# Records for the exercise start
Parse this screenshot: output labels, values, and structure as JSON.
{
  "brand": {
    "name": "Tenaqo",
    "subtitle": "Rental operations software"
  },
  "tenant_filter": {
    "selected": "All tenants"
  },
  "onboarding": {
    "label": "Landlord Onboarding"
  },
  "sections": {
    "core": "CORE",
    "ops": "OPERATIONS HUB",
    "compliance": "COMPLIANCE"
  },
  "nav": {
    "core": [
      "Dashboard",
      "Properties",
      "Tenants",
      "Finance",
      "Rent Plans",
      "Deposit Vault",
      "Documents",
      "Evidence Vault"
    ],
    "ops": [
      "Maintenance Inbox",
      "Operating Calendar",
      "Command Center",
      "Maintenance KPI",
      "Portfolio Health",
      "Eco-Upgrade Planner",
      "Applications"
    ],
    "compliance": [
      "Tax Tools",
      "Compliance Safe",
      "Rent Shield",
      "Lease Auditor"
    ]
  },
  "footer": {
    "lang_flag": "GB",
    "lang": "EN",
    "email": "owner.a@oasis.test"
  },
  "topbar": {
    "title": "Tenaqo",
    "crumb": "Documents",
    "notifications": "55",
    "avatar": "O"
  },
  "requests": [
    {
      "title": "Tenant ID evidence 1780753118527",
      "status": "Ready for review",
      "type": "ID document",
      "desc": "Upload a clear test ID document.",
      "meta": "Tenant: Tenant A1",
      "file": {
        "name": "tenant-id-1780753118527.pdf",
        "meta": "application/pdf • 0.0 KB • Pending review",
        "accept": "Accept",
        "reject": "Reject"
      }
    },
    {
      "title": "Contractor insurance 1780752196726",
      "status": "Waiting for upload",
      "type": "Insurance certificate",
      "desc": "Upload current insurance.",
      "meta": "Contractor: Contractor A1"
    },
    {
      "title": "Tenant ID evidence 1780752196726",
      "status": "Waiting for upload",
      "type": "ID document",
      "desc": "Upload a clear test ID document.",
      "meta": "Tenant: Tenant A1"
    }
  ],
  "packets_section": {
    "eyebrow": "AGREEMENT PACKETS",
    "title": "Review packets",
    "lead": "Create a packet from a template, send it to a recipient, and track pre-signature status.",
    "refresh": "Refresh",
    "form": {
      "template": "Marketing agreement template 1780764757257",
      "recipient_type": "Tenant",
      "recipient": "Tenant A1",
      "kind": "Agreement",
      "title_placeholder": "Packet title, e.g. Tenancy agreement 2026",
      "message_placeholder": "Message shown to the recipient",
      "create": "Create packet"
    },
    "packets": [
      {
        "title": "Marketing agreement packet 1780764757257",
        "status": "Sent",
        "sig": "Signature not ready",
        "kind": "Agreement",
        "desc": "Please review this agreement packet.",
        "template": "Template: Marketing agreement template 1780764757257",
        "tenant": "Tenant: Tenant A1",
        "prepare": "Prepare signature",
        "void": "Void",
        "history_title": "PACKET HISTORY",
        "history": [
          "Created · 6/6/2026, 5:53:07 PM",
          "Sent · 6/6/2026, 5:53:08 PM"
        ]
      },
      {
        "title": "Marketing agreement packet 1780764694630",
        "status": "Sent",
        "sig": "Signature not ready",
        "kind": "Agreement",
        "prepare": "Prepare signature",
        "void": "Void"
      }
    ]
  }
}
# Records for the exercise end
- _Requirements_
Write out the whole listing again, exactly as it stands.

- _Written reply_
Parse this screenshot: output labels, values, and structure as JSON.
{
  "brand": {
    "name": "Tenaqo",
    "subtitle": "Rental operations software"
  },
  "tenant_filter": {
    "selected": "All tenants"
  },
  "onboarding": {
    "label": "Landlord Onboarding"
  },
  "sections": {
    "core": "CORE",
    "ops": "OPERATIONS HUB",
    "compliance": "COMPLIANCE"
  },
  "nav": {
    "core": [
      "Dashboard",
      "Properties",
      "Tenants",
      "Finance",
      "Rent Plans",
      "Deposit Vault",
      "Documents",
      "Evidence Vault"
    ],
    "ops": [
      "Maintenance Inbox",
      "Operating Calendar",
      "Command Center",
      "Maintenance KPI",
      "Portfolio Health",
      "Eco-Upgrade Planner",
      "Applications"
    ],
    "compliance": [
      "Tax Tools",
      "Compliance Safe",
      "Rent Shield",
      "Lease Auditor"
    ]
  },
  "footer": {
    "lang_flag": "GB",
    "lang": "EN",
    "email": "owner.a@oasis.test"
  },
  "topbar": {
    "title": "Tenaqo",
    "crumb": "Documents",
    "notifications": "55",
    "avatar": "O"
  },
  "requests": [
    {
      "title": "Tenant ID evidence 1780753118527",
      "status": "Ready for review",
      "type": "ID document",
      "desc": "Upload a clear test ID document.",
      "meta": "Tenant: Tenant A1",
      "file": {
        "name": "tenant-id-1780753118527.pdf",
        "meta": "application/pdf • 0.0 KB • Pending review",
        "accept": "Accept",
        "reject": "Reject"
      }
    },
    {
      "title": "Contractor insurance 1780752196726",
      "status": "Waiting for upload",
      "type": "Insurance certificate",
      "desc": "Upload current insurance.",
      "meta": "Contractor: Contractor A1"
    },
    {
      "title": "Tenant ID evidence 1780752196726",
      "status": "Waiting for upload",
      "type": "ID document",
      "desc": "Upload a clear test ID document.",
      "meta": "Tenant: Tenant A1"
    }
  ],
  "packets_section": {
    "eyebrow": "AGREEMENT PACKETS",
    "title": "Review packets",
    "lead": "Create a packet from a template, send it to a recipient, and track pre-signature status.",
    "refresh": "Refresh",
    "form": {
      "template": "Marketing agreement template 1780764757257",
      "recipient_type": "Tenant",
      "recipient": "Tenant A1",
      "kind": "Agreement",
      "title_placeholder": "Packet title, e.g. Tenancy agreement 2026",
      "message_placeholder": "Message shown to the recipient",
      "create": "Create packet"
    },
    "packets": [
      {
        "title": "Marketing agreement packet 1780764757257",
        "status": "Sent",
        "sig": "Signature not ready",
        "kind": "Agreement",
        "desc": "Please review this agreement packet.",
        "template": "Template: Marketing agreement template 1780764757257",
        "tenant": "Tenant: Tenant A1",
        "prepare": "Prepare signature",
        "void": "Void",
        "history_title": "PACKET HISTORY",
        "history": [
          "Created · 6/6/2026, 5:53:07 PM",
          "Sent · 6/6/2026, 5:53:08 PM"
        ]
      },
      {
        "title": "Marketing agreement packet 1780764694630",
        "status": "Sent",
        "sig": "Signature not ready",
        "kind": "Agreement",
        "prepare": "Prepare signature",
        "void": "Void"
      }
    ]
  }
}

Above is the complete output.